[Given request]: Determine which lines contain the word "this", then copy those lines.

[Chart and figure data]:
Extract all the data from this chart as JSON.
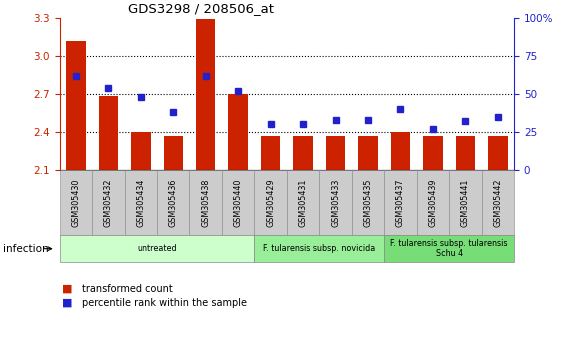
{
  "title": "GDS3298 / 208506_at",
  "samples": [
    "GSM305430",
    "GSM305432",
    "GSM305434",
    "GSM305436",
    "GSM305438",
    "GSM305440",
    "GSM305429",
    "GSM305431",
    "GSM305433",
    "GSM305435",
    "GSM305437",
    "GSM305439",
    "GSM305441",
    "GSM305442"
  ],
  "transformed_count": [
    3.12,
    2.68,
    2.4,
    2.37,
    3.29,
    2.7,
    2.37,
    2.37,
    2.37,
    2.37,
    2.4,
    2.37,
    2.37,
    2.37
  ],
  "percentile_rank": [
    62,
    54,
    48,
    38,
    62,
    52,
    30,
    30,
    33,
    33,
    40,
    27,
    32,
    35
  ],
  "ylim_left": [
    2.1,
    3.3
  ],
  "ylim_right": [
    0,
    100
  ],
  "yticks_left": [
    2.1,
    2.4,
    2.7,
    3.0,
    3.3
  ],
  "yticks_right": [
    0,
    25,
    50,
    75,
    100
  ],
  "groups": [
    {
      "label": "untreated",
      "start": 0,
      "end": 6,
      "color": "#ccffcc"
    },
    {
      "label": "F. tularensis subsp. novicida",
      "start": 6,
      "end": 10,
      "color": "#99ee99"
    },
    {
      "label": "F. tularensis subsp. tularensis\nSchu 4",
      "start": 10,
      "end": 14,
      "color": "#77dd77"
    }
  ],
  "group_row_label": "infection",
  "bar_color": "#cc2200",
  "dot_color": "#2222cc",
  "left_label_color": "#cc2200",
  "right_label_color": "#2222cc",
  "legend_items": [
    {
      "color": "#cc2200",
      "label": "transformed count"
    },
    {
      "color": "#2222cc",
      "label": "percentile rank within the sample"
    }
  ],
  "tick_label_bg": "#cccccc"
}
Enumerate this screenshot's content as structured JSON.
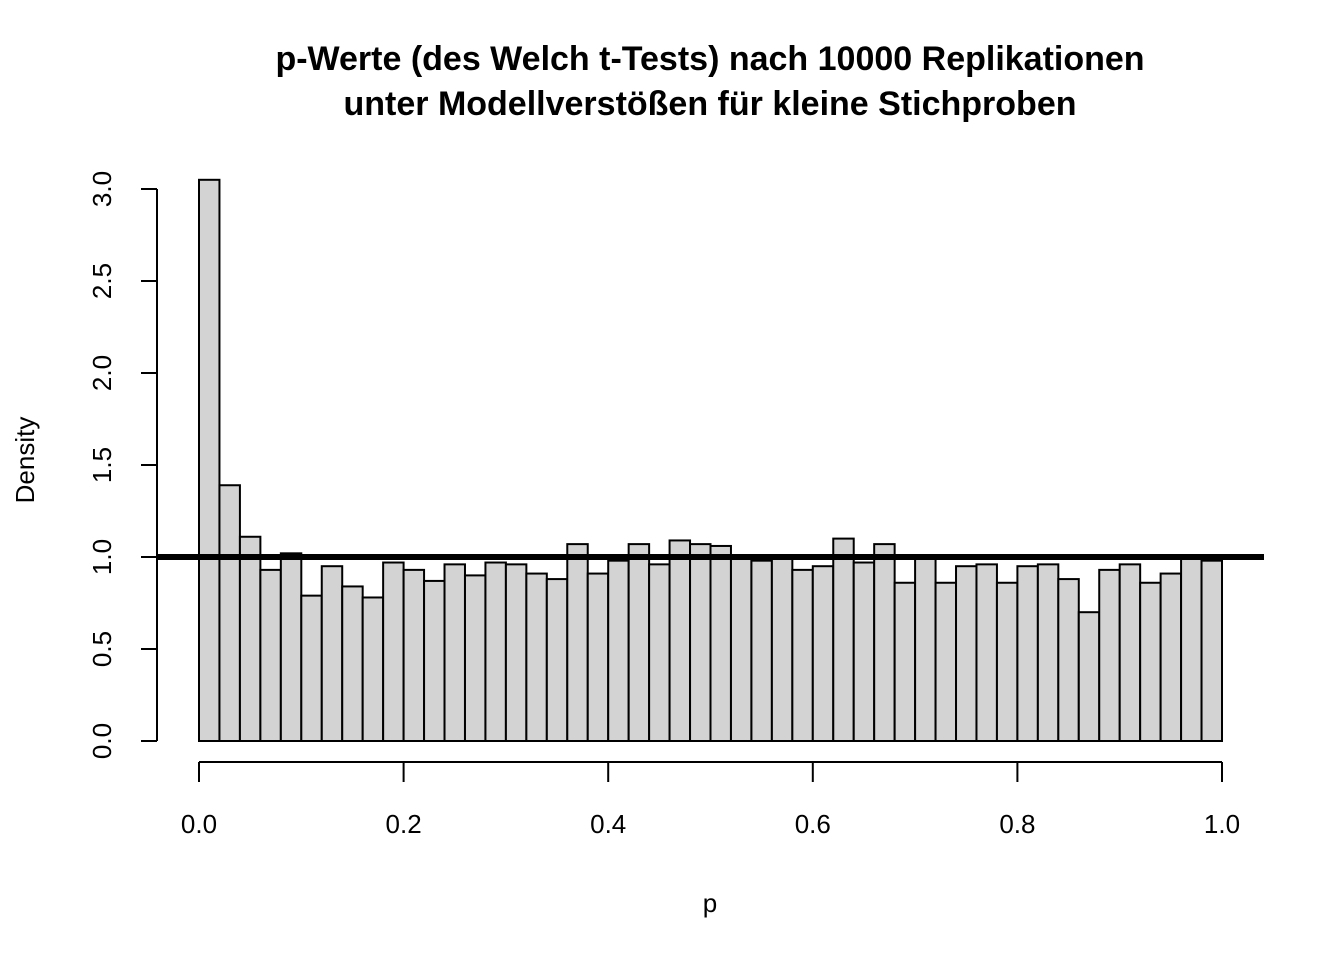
{
  "chart_data": {
    "type": "bar",
    "subtype": "histogram",
    "title": [
      "p-Werte (des Welch t-Tests) nach 10000 Replikationen",
      "unter Modellverstößen für kleine Stichproben"
    ],
    "xlabel": "p",
    "ylabel": "Density",
    "xlim": [
      0,
      1
    ],
    "ylim": [
      0,
      3
    ],
    "x_ticks": [
      "0.0",
      "0.2",
      "0.4",
      "0.6",
      "0.8",
      "1.0"
    ],
    "y_ticks": [
      "0.0",
      "0.5",
      "1.0",
      "1.5",
      "2.0",
      "2.5",
      "3.0"
    ],
    "bin_width": 0.02,
    "bin_start": 0,
    "values": [
      3.05,
      1.39,
      1.11,
      0.93,
      1.02,
      0.79,
      0.95,
      0.84,
      0.78,
      0.97,
      0.93,
      0.87,
      0.96,
      0.9,
      0.97,
      0.96,
      0.91,
      0.88,
      1.07,
      0.91,
      0.98,
      1.07,
      0.96,
      1.09,
      1.07,
      1.06,
      1.0,
      0.98,
      0.99,
      0.93,
      0.95,
      1.1,
      0.97,
      1.07,
      0.86,
      0.99,
      0.86,
      0.95,
      0.96,
      0.86,
      0.95,
      0.96,
      0.88,
      0.7,
      0.93,
      0.96,
      0.86,
      0.91,
      0.99,
      0.98
    ],
    "bar_color": "#d3d3d3",
    "edge_color": "#000000",
    "reference_line": {
      "y": 1.0,
      "color": "#000000"
    },
    "grid": false,
    "legend": "none"
  }
}
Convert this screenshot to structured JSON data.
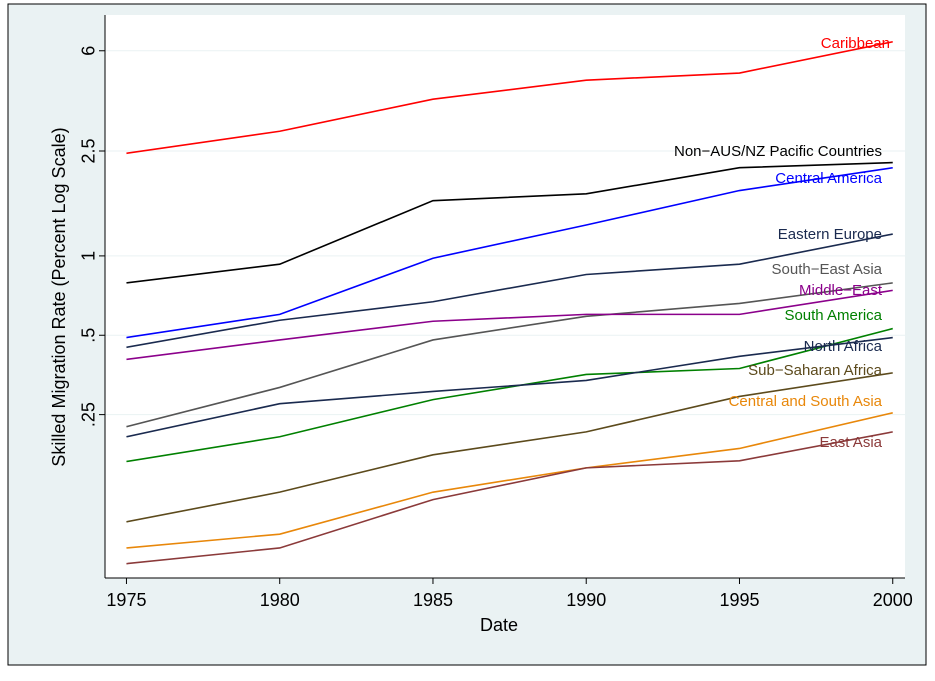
{
  "chart_data": {
    "type": "line",
    "log_y": true,
    "grid": true,
    "xlabel": "Date",
    "ylabel": "Skilled Migration Rate (Percent Log Scale)",
    "x": [
      1975,
      1980,
      1985,
      1990,
      1995,
      2000
    ],
    "xlim": [
      1974.3,
      2000.4
    ],
    "xticks": [
      1975,
      1980,
      1985,
      1990,
      1995,
      2000
    ],
    "ylim": [
      0.06,
      8.2
    ],
    "yticks": [
      {
        "value": 0.25,
        "label": ".25"
      },
      {
        "value": 0.5,
        "label": ".5"
      },
      1,
      2.5,
      6
    ],
    "series": [
      {
        "name": "Caribbean",
        "color": "#ff0000",
        "values": [
          2.45,
          2.97,
          3.93,
          4.64,
          4.94,
          6.49
        ]
      },
      {
        "name": "Non−AUS/NZ Pacific Countries",
        "color": "#000000",
        "values": [
          0.79,
          0.93,
          1.62,
          1.72,
          2.16,
          2.26
        ]
      },
      {
        "name": "Central America",
        "color": "#0000ff",
        "values": [
          0.49,
          0.6,
          0.98,
          1.31,
          1.77,
          2.16
        ]
      },
      {
        "name": "Eastern Europe",
        "color": "#1a2a4f",
        "values": [
          0.45,
          0.57,
          0.67,
          0.85,
          0.93,
          1.21
        ]
      },
      {
        "name": "South−East Asia",
        "color": "#555555",
        "values": [
          0.225,
          0.317,
          0.48,
          0.59,
          0.66,
          0.79
        ]
      },
      {
        "name": "Middle−East",
        "color": "#8b008b",
        "values": [
          0.405,
          0.48,
          0.565,
          0.6,
          0.6,
          0.74
        ]
      },
      {
        "name": "South America",
        "color": "#008000",
        "values": [
          0.166,
          0.206,
          0.285,
          0.355,
          0.374,
          0.53
        ]
      },
      {
        "name": "North Africa",
        "color": "#1a2a4f",
        "values": [
          0.206,
          0.275,
          0.306,
          0.337,
          0.416,
          0.49
        ]
      },
      {
        "name": "Sub−Saharan Africa",
        "color": "#5c4a1c",
        "values": [
          0.098,
          0.127,
          0.176,
          0.215,
          0.293,
          0.36
        ]
      },
      {
        "name": "Central and South Asia",
        "color": "#e8870a",
        "values": [
          0.078,
          0.088,
          0.127,
          0.157,
          0.186,
          0.254
        ]
      },
      {
        "name": "East Asia",
        "color": "#8b3a3a",
        "values": [
          0.068,
          0.078,
          0.119,
          0.157,
          0.167,
          0.215
        ]
      }
    ]
  }
}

[Answer for the task]:
Extract all the data from this chart as JSON.
Enumerate this screenshot's content as structured JSON.
Convert this screenshot to structured JSON data.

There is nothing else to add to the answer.